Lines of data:
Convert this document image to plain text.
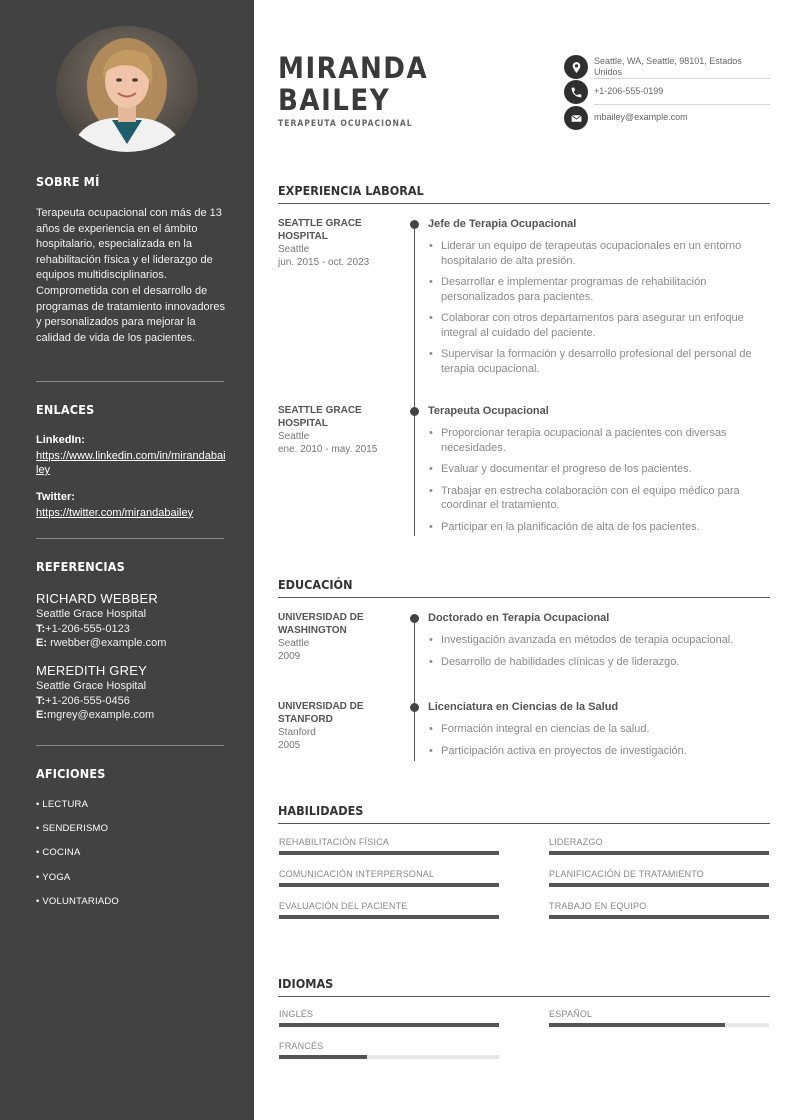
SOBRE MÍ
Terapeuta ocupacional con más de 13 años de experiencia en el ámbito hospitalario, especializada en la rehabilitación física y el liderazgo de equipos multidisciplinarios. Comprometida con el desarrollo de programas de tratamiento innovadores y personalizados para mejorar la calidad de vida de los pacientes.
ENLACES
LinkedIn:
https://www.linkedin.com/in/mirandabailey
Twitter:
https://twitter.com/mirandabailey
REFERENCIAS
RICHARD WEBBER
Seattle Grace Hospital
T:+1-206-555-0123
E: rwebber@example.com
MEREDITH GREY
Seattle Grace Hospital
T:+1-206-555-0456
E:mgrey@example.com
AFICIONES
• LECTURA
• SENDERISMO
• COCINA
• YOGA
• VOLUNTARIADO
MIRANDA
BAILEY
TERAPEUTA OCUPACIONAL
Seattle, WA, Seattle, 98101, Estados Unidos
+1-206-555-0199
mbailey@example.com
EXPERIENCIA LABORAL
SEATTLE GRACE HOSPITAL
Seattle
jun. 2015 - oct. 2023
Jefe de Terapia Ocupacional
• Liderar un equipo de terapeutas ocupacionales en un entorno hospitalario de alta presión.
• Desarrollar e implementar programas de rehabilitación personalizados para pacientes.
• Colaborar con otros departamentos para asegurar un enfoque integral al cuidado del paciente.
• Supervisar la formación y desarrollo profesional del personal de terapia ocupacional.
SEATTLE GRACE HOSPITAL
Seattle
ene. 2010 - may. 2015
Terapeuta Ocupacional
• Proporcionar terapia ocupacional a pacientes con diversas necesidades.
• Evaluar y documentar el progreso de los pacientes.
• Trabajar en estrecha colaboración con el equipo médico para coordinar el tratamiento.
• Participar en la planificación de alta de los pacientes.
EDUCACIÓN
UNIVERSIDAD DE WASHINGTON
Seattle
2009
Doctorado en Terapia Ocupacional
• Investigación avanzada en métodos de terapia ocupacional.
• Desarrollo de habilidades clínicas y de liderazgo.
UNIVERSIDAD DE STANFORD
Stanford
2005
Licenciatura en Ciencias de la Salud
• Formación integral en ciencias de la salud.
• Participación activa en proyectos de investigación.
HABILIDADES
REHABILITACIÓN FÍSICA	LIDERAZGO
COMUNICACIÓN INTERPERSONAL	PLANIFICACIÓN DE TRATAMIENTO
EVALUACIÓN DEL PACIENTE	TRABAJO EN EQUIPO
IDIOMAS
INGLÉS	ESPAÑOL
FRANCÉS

**Instructions for the task**:
Can the entries above be repeated exactly, without their pictures?

**Correct answer**:
Convert this document image to plain text.
SOBRE MÍ
Terapeuta ocupacional con más de 13 años de experiencia en el ámbito hospitalario, especializada en la rehabilitación física y el liderazgo de equipos multidisciplinarios. Comprometida con el desarrollo de programas de tratamiento innovadores y personalizados para mejorar la calidad de vida de los pacientes.
ENLACES
LinkedIn:
https://www.linkedin.com/in/mirandabailey
Twitter:
https://twitter.com/mirandabailey
REFERENCIAS
RICHARD WEBBER
Seattle Grace Hospital
T:+1-206-555-0123
E: rwebber@example.com
MEREDITH GREY
Seattle Grace Hospital
T:+1-206-555-0456
E:mgrey@example.com
AFICIONES
• LECTURA
• SENDERISMO
• COCINA
• YOGA
• VOLUNTARIADO
MIRANDA
BAILEY
TERAPEUTA OCUPACIONAL
Seattle, WA, Seattle, 98101, Estados Unidos
+1-206-555-0199
mbailey@example.com
EXPERIENCIA LABORAL
SEATTLE GRACE HOSPITAL
Seattle
jun. 2015 - oct. 2023
Jefe de Terapia Ocupacional
• Liderar un equipo de terapeutas ocupacionales en un entorno hospitalario de alta presión.
• Desarrollar e implementar programas de rehabilitación personalizados para pacientes.
• Colaborar con otros departamentos para asegurar un enfoque integral al cuidado del paciente.
• Supervisar la formación y desarrollo profesional del personal de terapia ocupacional.
SEATTLE GRACE HOSPITAL
Seattle
ene. 2010 - may. 2015
Terapeuta Ocupacional
• Proporcionar terapia ocupacional a pacientes con diversas necesidades.
• Evaluar y documentar el progreso de los pacientes.
• Trabajar en estrecha colaboración con el equipo médico para coordinar el tratamiento.
• Participar en la planificación de alta de los pacientes.
EDUCACIÓN
UNIVERSIDAD DE WASHINGTON
Seattle
2009
Doctorado en Terapia Ocupacional
• Investigación avanzada en métodos de terapia ocupacional.
• Desarrollo de habilidades clínicas y de liderazgo.
UNIVERSIDAD DE STANFORD
Stanford
2005
Licenciatura en Ciencias de la Salud
• Formación integral en ciencias de la salud.
• Participación activa en proyectos de investigación.
HABILIDADES
REHABILITACIÓN FÍSICA	LIDERAZGO
COMUNICACIÓN INTERPERSONAL	PLANIFICACIÓN DE TRATAMIENTO
EVALUACIÓN DEL PACIENTE	TRABAJO EN EQUIPO
IDIOMAS
INGLÉS	ESPAÑOL
FRANCÉS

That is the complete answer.